Structured figure records:

○ ○ ○

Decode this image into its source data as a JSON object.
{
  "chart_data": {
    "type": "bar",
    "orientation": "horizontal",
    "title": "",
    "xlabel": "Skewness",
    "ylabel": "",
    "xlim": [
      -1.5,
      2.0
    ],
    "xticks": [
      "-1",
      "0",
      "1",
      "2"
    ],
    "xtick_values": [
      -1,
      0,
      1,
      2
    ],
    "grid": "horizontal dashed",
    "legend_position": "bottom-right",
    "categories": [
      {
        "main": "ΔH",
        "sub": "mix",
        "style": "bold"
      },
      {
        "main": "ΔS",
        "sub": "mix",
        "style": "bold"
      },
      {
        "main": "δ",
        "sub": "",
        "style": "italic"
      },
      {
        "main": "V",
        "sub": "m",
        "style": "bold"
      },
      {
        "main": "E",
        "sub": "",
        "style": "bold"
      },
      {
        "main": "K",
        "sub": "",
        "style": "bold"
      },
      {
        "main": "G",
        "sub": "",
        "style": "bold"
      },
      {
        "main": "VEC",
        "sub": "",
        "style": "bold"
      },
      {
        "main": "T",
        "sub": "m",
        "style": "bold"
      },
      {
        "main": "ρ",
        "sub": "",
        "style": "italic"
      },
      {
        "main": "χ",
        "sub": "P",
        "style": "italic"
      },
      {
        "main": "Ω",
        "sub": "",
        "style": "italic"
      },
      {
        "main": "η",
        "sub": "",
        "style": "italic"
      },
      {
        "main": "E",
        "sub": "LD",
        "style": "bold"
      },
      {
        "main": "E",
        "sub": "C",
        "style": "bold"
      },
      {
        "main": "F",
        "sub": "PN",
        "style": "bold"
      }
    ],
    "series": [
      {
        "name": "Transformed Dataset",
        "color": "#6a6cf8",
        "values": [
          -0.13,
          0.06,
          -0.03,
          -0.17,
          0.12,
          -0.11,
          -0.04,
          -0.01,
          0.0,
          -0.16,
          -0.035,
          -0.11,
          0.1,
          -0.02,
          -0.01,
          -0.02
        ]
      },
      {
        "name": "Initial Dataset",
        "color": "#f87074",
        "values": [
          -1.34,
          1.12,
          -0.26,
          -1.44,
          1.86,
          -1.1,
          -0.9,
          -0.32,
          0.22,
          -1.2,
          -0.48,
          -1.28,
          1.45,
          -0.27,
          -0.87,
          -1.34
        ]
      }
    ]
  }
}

○ ○ ○

**Instructions for the task**
Repeat every line of the data, exactly and in full.

**Task output**
Decode this image into its source data as a JSON object.
{
  "chart_data": {
    "type": "bar",
    "orientation": "horizontal",
    "title": "",
    "xlabel": "Skewness",
    "ylabel": "",
    "xlim": [
      -1.5,
      2.0
    ],
    "xticks": [
      "-1",
      "0",
      "1",
      "2"
    ],
    "xtick_values": [
      -1,
      0,
      1,
      2
    ],
    "grid": "horizontal dashed",
    "legend_position": "bottom-right",
    "categories": [
      {
        "main": "ΔH",
        "sub": "mix",
        "style": "bold"
      },
      {
        "main": "ΔS",
        "sub": "mix",
        "style": "bold"
      },
      {
        "main": "δ",
        "sub": "",
        "style": "italic"
      },
      {
        "main": "V",
        "sub": "m",
        "style": "bold"
      },
      {
        "main": "E",
        "sub": "",
        "style": "bold"
      },
      {
        "main": "K",
        "sub": "",
        "style": "bold"
      },
      {
        "main": "G",
        "sub": "",
        "style": "bold"
      },
      {
        "main": "VEC",
        "sub": "",
        "style": "bold"
      },
      {
        "main": "T",
        "sub": "m",
        "style": "bold"
      },
      {
        "main": "ρ",
        "sub": "",
        "style": "italic"
      },
      {
        "main": "χ",
        "sub": "P",
        "style": "italic"
      },
      {
        "main": "Ω",
        "sub": "",
        "style": "italic"
      },
      {
        "main": "η",
        "sub": "",
        "style": "italic"
      },
      {
        "main": "E",
        "sub": "LD",
        "style": "bold"
      },
      {
        "main": "E",
        "sub": "C",
        "style": "bold"
      },
      {
        "main": "F",
        "sub": "PN",
        "style": "bold"
      }
    ],
    "series": [
      {
        "name": "Transformed Dataset",
        "color": "#6a6cf8",
        "values": [
          -0.13,
          0.06,
          -0.03,
          -0.17,
          0.12,
          -0.11,
          -0.04,
          -0.01,
          0.0,
          -0.16,
          -0.035,
          -0.11,
          0.1,
          -0.02,
          -0.01,
          -0.02
        ]
      },
      {
        "name": "Initial Dataset",
        "color": "#f87074",
        "values": [
          -1.34,
          1.12,
          -0.26,
          -1.44,
          1.86,
          -1.1,
          -0.9,
          -0.32,
          0.22,
          -1.2,
          -0.48,
          -1.28,
          1.45,
          -0.27,
          -0.87,
          -1.34
        ]
      }
    ]
  }
}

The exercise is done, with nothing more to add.